- _WHAT YOU NEED TO DO_
Among the entries, which lines carry the string "text"? Copy each of them.

++++ RAW RECORDS ++++

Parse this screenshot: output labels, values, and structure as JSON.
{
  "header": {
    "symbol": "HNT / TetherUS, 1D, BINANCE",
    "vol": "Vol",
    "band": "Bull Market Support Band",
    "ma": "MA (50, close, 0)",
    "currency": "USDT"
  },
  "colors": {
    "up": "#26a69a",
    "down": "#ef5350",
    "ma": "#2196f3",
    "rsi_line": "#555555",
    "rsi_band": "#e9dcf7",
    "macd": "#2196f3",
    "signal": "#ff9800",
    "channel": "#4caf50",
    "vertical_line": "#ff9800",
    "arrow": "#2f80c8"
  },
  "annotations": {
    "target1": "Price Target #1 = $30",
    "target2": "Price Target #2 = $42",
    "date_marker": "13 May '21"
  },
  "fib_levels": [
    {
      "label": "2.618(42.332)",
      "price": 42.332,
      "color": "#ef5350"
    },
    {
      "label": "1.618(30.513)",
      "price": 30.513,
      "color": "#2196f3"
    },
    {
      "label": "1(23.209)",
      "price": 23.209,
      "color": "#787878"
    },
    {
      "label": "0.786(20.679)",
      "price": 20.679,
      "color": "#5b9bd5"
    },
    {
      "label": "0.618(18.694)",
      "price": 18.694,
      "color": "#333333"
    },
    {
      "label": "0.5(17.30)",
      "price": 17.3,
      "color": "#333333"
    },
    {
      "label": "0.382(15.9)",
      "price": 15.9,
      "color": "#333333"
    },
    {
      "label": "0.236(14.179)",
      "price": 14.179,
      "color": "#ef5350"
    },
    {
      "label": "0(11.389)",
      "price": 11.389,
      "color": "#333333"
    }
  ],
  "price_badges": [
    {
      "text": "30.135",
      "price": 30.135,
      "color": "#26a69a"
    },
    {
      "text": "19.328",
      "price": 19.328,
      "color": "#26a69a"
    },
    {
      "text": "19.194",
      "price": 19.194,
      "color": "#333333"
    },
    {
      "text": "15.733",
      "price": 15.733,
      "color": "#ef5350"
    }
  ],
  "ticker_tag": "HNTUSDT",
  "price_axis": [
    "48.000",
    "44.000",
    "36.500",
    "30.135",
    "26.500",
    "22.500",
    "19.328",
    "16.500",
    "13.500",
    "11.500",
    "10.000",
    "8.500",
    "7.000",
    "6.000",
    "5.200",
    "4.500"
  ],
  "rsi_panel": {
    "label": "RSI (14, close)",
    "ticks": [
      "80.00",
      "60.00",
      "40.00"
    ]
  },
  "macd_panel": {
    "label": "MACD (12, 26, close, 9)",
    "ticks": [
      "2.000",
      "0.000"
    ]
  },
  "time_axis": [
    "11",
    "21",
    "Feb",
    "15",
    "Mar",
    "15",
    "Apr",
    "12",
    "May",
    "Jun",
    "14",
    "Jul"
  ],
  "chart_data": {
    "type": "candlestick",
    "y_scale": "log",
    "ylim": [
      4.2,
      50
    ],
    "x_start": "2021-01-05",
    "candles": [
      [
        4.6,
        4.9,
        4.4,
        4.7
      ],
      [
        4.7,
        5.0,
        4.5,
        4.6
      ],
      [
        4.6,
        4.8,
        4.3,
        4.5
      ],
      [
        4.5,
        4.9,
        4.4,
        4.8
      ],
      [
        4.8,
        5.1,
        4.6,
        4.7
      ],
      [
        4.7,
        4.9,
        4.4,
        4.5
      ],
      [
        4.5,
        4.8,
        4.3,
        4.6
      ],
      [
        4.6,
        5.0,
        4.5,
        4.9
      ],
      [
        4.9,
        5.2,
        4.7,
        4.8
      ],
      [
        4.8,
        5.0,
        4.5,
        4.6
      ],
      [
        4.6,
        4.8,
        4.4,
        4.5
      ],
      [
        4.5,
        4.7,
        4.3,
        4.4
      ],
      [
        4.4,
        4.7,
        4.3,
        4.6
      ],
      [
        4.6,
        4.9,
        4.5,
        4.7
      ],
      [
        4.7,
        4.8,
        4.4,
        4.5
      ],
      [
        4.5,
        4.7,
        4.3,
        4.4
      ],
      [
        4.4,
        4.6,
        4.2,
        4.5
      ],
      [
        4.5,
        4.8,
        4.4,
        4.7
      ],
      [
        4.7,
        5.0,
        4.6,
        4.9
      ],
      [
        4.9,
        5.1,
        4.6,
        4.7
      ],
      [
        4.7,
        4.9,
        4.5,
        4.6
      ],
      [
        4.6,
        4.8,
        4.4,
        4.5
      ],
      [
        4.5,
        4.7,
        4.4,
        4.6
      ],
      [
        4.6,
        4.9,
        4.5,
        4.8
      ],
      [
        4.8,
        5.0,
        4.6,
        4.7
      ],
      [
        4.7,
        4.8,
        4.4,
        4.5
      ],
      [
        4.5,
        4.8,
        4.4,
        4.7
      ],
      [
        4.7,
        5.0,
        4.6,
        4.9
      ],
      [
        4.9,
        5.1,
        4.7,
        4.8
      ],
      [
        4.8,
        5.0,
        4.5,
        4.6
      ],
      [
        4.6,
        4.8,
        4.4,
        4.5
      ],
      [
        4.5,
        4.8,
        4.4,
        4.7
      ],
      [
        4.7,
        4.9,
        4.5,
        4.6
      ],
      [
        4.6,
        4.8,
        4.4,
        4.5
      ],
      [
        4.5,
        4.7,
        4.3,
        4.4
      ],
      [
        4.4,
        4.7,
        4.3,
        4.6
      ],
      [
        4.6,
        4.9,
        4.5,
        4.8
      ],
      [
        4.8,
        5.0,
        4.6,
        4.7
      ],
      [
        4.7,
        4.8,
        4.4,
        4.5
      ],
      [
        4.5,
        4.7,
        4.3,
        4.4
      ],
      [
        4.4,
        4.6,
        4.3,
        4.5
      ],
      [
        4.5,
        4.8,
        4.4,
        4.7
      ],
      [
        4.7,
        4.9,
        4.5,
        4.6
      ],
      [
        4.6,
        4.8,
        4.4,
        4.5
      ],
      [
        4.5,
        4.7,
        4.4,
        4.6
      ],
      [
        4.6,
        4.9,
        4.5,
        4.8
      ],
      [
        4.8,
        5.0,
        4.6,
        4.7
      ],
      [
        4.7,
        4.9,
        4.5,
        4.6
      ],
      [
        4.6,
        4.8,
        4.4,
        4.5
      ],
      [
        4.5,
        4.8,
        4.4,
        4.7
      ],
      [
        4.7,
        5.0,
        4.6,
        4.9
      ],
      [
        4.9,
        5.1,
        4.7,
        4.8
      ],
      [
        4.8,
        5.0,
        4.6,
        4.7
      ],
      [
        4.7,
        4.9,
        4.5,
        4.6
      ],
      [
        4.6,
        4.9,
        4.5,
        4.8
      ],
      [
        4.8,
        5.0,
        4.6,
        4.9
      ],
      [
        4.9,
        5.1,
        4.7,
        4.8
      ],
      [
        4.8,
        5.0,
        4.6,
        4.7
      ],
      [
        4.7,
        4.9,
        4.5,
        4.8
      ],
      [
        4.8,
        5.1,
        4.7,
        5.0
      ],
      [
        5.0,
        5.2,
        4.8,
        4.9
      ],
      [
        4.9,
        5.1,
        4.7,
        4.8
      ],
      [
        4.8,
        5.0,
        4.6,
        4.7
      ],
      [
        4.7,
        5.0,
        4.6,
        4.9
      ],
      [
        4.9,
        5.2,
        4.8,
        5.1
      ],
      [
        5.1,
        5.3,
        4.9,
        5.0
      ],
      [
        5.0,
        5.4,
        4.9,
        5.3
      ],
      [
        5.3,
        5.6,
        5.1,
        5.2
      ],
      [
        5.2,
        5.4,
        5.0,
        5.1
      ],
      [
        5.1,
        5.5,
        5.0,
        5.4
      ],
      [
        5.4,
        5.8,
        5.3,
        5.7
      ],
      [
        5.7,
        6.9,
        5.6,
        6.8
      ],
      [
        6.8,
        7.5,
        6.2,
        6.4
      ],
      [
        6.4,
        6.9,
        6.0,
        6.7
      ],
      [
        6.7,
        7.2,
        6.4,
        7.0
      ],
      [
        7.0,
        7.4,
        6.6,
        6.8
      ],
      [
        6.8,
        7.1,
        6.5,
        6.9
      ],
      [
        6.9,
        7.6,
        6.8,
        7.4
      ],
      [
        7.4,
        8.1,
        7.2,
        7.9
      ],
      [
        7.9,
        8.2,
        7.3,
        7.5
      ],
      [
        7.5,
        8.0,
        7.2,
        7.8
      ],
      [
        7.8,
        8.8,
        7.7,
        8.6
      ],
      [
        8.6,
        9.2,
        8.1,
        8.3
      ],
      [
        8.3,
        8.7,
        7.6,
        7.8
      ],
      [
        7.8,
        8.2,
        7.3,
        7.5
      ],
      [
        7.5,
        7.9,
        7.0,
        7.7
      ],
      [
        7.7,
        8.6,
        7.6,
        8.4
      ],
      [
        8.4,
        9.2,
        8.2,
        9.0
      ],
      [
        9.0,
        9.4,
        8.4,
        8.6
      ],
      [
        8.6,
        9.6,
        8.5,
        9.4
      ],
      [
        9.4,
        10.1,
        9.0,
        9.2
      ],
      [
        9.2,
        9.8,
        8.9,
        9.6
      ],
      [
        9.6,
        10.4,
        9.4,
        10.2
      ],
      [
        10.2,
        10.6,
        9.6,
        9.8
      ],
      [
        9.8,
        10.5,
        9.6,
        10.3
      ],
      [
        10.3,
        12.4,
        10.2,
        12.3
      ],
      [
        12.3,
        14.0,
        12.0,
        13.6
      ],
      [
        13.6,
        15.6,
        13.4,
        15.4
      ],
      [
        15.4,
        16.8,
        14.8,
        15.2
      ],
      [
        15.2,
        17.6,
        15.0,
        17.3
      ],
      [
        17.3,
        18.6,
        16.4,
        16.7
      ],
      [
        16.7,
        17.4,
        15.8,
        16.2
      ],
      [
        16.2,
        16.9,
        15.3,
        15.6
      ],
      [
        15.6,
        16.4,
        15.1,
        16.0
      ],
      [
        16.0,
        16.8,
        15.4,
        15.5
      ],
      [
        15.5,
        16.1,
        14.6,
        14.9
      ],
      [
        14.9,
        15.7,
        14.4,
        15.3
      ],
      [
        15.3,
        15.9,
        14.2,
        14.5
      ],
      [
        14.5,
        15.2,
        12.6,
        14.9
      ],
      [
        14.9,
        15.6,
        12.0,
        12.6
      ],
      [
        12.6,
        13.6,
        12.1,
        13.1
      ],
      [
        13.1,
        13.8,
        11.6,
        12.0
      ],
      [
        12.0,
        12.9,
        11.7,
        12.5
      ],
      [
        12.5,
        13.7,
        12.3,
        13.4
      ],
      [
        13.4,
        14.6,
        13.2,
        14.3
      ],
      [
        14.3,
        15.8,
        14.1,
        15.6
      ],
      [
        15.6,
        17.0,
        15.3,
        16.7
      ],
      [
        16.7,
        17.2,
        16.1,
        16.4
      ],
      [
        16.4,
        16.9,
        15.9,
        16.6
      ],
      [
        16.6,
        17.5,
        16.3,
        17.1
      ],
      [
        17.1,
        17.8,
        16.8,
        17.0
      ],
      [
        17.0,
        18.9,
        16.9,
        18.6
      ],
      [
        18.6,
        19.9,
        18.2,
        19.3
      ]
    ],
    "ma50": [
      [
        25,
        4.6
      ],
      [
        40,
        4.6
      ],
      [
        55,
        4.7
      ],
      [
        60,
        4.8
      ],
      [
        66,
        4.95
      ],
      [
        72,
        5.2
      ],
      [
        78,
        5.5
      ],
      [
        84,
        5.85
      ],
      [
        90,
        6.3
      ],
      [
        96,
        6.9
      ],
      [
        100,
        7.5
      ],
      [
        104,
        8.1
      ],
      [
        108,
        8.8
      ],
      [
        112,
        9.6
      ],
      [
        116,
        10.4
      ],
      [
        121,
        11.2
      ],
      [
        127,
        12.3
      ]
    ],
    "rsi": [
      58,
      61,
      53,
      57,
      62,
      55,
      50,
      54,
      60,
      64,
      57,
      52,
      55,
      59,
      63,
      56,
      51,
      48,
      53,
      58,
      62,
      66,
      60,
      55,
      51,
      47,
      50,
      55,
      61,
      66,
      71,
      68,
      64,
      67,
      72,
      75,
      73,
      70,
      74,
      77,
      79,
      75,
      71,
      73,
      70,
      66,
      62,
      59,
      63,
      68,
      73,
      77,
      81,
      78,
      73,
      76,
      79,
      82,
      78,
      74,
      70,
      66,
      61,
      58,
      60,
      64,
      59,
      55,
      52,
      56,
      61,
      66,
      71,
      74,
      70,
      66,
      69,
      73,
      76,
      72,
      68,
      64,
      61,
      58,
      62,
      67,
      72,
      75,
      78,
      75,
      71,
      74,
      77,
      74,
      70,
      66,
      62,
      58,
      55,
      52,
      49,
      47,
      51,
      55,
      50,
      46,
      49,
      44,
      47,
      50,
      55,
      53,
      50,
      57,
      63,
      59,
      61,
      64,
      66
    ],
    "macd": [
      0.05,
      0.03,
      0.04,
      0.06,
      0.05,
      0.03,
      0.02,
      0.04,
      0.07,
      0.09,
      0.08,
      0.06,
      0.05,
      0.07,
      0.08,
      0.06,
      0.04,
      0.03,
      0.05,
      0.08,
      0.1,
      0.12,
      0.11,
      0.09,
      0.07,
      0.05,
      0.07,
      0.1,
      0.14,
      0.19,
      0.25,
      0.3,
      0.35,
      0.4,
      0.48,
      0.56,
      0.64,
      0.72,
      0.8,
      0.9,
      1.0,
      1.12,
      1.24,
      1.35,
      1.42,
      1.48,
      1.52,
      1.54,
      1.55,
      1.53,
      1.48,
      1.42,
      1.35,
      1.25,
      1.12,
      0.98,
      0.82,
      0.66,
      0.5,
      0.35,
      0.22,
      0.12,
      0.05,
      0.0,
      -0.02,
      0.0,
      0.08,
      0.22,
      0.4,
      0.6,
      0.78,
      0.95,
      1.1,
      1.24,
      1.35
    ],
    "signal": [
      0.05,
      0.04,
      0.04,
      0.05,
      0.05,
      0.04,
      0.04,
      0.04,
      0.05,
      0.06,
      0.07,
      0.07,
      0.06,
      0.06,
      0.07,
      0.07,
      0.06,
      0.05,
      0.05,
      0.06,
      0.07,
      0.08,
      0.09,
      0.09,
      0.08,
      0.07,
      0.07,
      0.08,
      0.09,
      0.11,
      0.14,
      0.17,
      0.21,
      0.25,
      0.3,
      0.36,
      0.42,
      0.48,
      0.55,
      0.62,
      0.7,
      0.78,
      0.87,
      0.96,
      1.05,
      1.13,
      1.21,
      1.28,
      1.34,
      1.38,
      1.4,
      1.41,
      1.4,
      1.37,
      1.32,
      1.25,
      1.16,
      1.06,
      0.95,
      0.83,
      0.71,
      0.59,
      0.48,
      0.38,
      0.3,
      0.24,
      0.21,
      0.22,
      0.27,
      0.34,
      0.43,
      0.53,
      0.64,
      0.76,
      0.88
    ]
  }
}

++++

- _PROBLEM SOLUTION_
      "text": "30.135",
      "text": "19.328",
      "text": "19.194",
      "text": "15.733",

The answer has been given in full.